### GIVEN ENTRIES
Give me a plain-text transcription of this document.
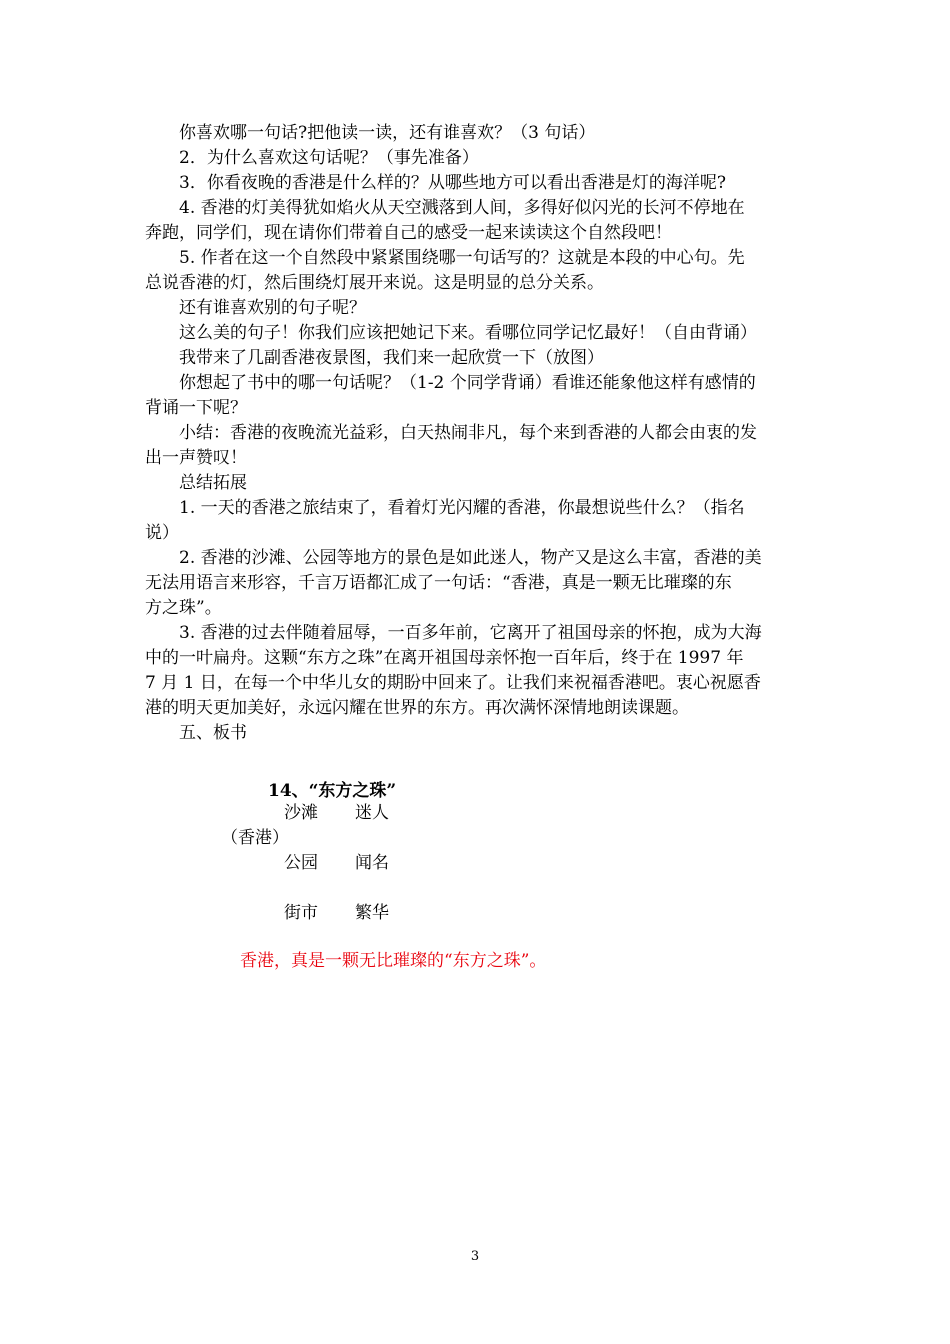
你喜欢哪一句话?把他读一读，还有谁喜欢？（3 句话）
2．为什么喜欢这句话呢？（事先准备）
3．你看夜晚的香港是什么样的？从哪些地方可以看出香港是灯的海洋呢?
4. 香港的灯美得犹如焰火从天空溅落到人间，多得好似闪光的长河不停地在
奔跑，同学们，现在请你们带着自己的感受一起来读读这个自然段吧！
5. 作者在这一个自然段中紧紧围绕哪一句话写的？这就是本段的中心句。先
总说香港的灯，然后围绕灯展开来说。这是明显的总分关系。
还有谁喜欢别的句子呢？
这么美的句子！你我们应该把她记下来。看哪位同学记忆最好！（自由背诵）
我带来了几副香港夜景图，我们来一起欣赏一下（放图）
你想起了书中的哪一句话呢？（1-2 个同学背诵）看谁还能象他这样有感情的
背诵一下呢？
小结：香港的夜晚流光益彩，白天热闹非凡，每个来到香港的人都会由衷的发
出一声赞叹！
总结拓展
1. 一天的香港之旅结束了，看着灯光闪耀的香港，你最想说些什么？（指名
说）
2. 香港的沙滩、公园等地方的景色是如此迷人，物产又是这么丰富，香港的美
无法用语言来形容，千言万语都汇成了一句话：“香港，真是一颗无比璀璨的东
方之珠”。
3. 香港的过去伴随着屈辱，一百多年前，它离开了祖国母亲的怀抱，成为大海
中的一叶扁舟。这颗“东方之珠”在离开祖国母亲怀抱一百年后，终于在 1997 年
7 月 1 日，在每一个中华儿女的期盼中回来了。让我们来祝福香港吧。衷心祝愿香
港的明天更加美好，永远闪耀在世界的东方。再次满怀深情地朗读课题。
五、板书
14、“东方之珠”
沙滩 迷人
（香港）
公园 闻名
街市 繁华
香港，真是一颗无比璀璨的“东方之珠”。
3
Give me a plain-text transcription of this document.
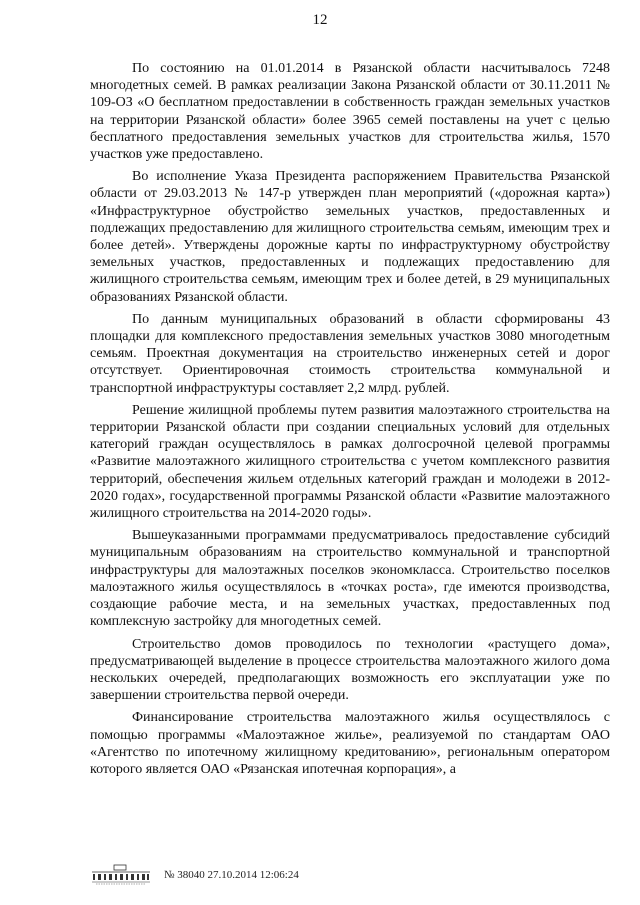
12

По состоянию на 01.01.2014 в Рязанской области насчитывалось 7248 многодетных семей. В рамках реализации Закона Рязанской области от 30.11.2011 № 109-ОЗ «О бесплатном предоставлении в собственность граждан земельных участков на территории Рязанской области» более 3965 семей поставлены на учет с целью бесплатного предоставления земельных участков для строительства жилья, 1570 участков уже предоставлено.

Во исполнение Указа Президента распоряжением Правительства Рязанской области от 29.03.2013 № 147-р утвержден план мероприятий («дорожная карта») «Инфраструктурное обустройство земельных участков, предоставленных и подлежащих предоставлению для жилищного строительства семьям, имеющим трех и более детей». Утверждены дорожные карты по инфраструктурному обустройству земельных участков, предоставленных и подлежащих предоставлению для жилищного строительства семьям, имеющим трех и более детей, в 29 муниципальных образованиях Рязанской области.

По данным муниципальных образований в области сформированы 43 площадки для комплексного предоставления земельных участков 3080 многодетным семьям. Проектная документация на строительство инженерных сетей и дорог отсутствует. Ориентировочная стоимость строительства коммунальной и транспортной инфраструктуры составляет 2,2 млрд. рублей.

Решение жилищной проблемы путем развития малоэтажного строительства на территории Рязанской области при создании специальных условий для отдельных категорий граждан осуществлялось в рамках долгосрочной целевой программы «Развитие малоэтажного жилищного строительства с учетом комплексного развития территорий, обеспечения жильем отдельных категорий граждан и молодежи в 2012-2020 годах», государственной программы Рязанской области «Развитие малоэтажного жилищного строительства на 2014-2020 годы».

Вышеуказанными программами предусматривалось предоставление субсидий муниципальным образованиям на строительство коммунальной и транспортной инфраструктуры для малоэтажных поселков экономкласса. Строительство поселков малоэтажного жилья осуществлялось в «точках роста», где имеются производства, создающие рабочие места, и на земельных участках, предоставленных под комплексную застройку для многодетных семей.

Строительство домов проводилось по технологии «растущего дома», предусматривающей выделение в процессе строительства малоэтажного жилого дома нескольких очередей, предполагающих возможность его эксплуатации уже по завершении строительства первой очереди.

Финансирование строительства малоэтажного жилья осуществлялось с помощью программы «Малоэтажное жилье», реализуемой по стандартам ОАО «Агентство по ипотечному жилищному кредитованию», региональным оператором которого является ОАО «Рязанская ипотечная корпорация», а

№ 38040 27.10.2014 12:06:24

### WHAT YOU HAVE TO DO
Can you restate all the records above word for word while dropping the pictures?

### THE SOLUTION
Give me a plain-text transcription of this document.
你喜欢哪一句话?把他读一读，还有谁喜欢？（3 句话）
2．为什么喜欢这句话呢？（事先准备）
3．你看夜晚的香港是什么样的？从哪些地方可以看出香港是灯的海洋呢?
4. 香港的灯美得犹如焰火从天空溅落到人间，多得好似闪光的长河不停地在
奔跑，同学们，现在请你们带着自己的感受一起来读读这个自然段吧！
5. 作者在这一个自然段中紧紧围绕哪一句话写的？这就是本段的中心句。先
总说香港的灯，然后围绕灯展开来说。这是明显的总分关系。
还有谁喜欢别的句子呢？
这么美的句子！你我们应该把她记下来。看哪位同学记忆最好！（自由背诵）
我带来了几副香港夜景图，我们来一起欣赏一下（放图）
你想起了书中的哪一句话呢？（1-2 个同学背诵）看谁还能象他这样有感情的
背诵一下呢？
小结：香港的夜晚流光益彩，白天热闹非凡，每个来到香港的人都会由衷的发
出一声赞叹！
总结拓展
1. 一天的香港之旅结束了，看着灯光闪耀的香港，你最想说些什么？（指名
说）
2. 香港的沙滩、公园等地方的景色是如此迷人，物产又是这么丰富，香港的美
无法用语言来形容，千言万语都汇成了一句话：“香港，真是一颗无比璀璨的东
方之珠”。
3. 香港的过去伴随着屈辱，一百多年前，它离开了祖国母亲的怀抱，成为大海
中的一叶扁舟。这颗“东方之珠”在离开祖国母亲怀抱一百年后，终于在 1997 年
7 月 1 日，在每一个中华儿女的期盼中回来了。让我们来祝福香港吧。衷心祝愿香
港的明天更加美好，永远闪耀在世界的东方。再次满怀深情地朗读课题。
五、板书
14、“东方之珠”
沙滩 迷人
（香港）
公园 闻名
街市 繁华
香港，真是一颗无比璀璨的“东方之珠”。
3
Give me a plain-text transcription of this document.
12

По состоянию на 01.01.2014 в Рязанской области насчитывалось 7248 многодетных семей. В рамках реализации Закона Рязанской области от 30.11.2011 № 109-ОЗ «О бесплатном предоставлении в собственность граждан земельных участков на территории Рязанской области» более 3965 семей поставлены на учет с целью бесплатного предоставления земельных участков для строительства жилья, 1570 участков уже предоставлено.

Во исполнение Указа Президента распоряжением Правительства Рязанской области от 29.03.2013 № 147-р утвержден план мероприятий («дорожная карта») «Инфраструктурное обустройство земельных участков, предоставленных и подлежащих предоставлению для жилищного строительства семьям, имеющим трех и более детей». Утверждены дорожные карты по инфраструктурному обустройству земельных участков, предоставленных и подлежащих предоставлению для жилищного строительства семьям, имеющим трех и более детей, в 29 муниципальных образованиях Рязанской области.

По данным муниципальных образований в области сформированы 43 площадки для комплексного предоставления земельных участков 3080 многодетным семьям. Проектная документация на строительство инженерных сетей и дорог отсутствует. Ориентировочная стоимость строительства коммунальной и транспортной инфраструктуры составляет 2,2 млрд. рублей.

Решение жилищной проблемы путем развития малоэтажного строительства на территории Рязанской области при создании специальных условий для отдельных категорий граждан осуществлялось в рамках долгосрочной целевой программы «Развитие малоэтажного жилищного строительства с учетом комплексного развития территорий, обеспечения жильем отдельных категорий граждан и молодежи в 2012-2020 годах», государственной программы Рязанской области «Развитие малоэтажного жилищного строительства на 2014-2020 годы».

Вышеуказанными программами предусматривалось предоставление субсидий муниципальным образованиям на строительство коммунальной и транспортной инфраструктуры для малоэтажных поселков экономкласса. Строительство поселков малоэтажного жилья осуществлялось в «точках роста», где имеются производства, создающие рабочие места, и на земельных участках, предоставленных под комплексную застройку для многодетных семей.

Строительство домов проводилось по технологии «растущего дома», предусматривающей выделение в процессе строительства малоэтажного жилого дома нескольких очередей, предполагающих возможность его эксплуатации уже по завершении строительства первой очереди.

Финансирование строительства малоэтажного жилья осуществлялось с помощью программы «Малоэтажное жилье», реализуемой по стандартам ОАО «Агентство по ипотечному жилищному кредитованию», региональным оператором которого является ОАО «Рязанская ипотечная корпорация», а

№ 38040 27.10.2014 12:06:24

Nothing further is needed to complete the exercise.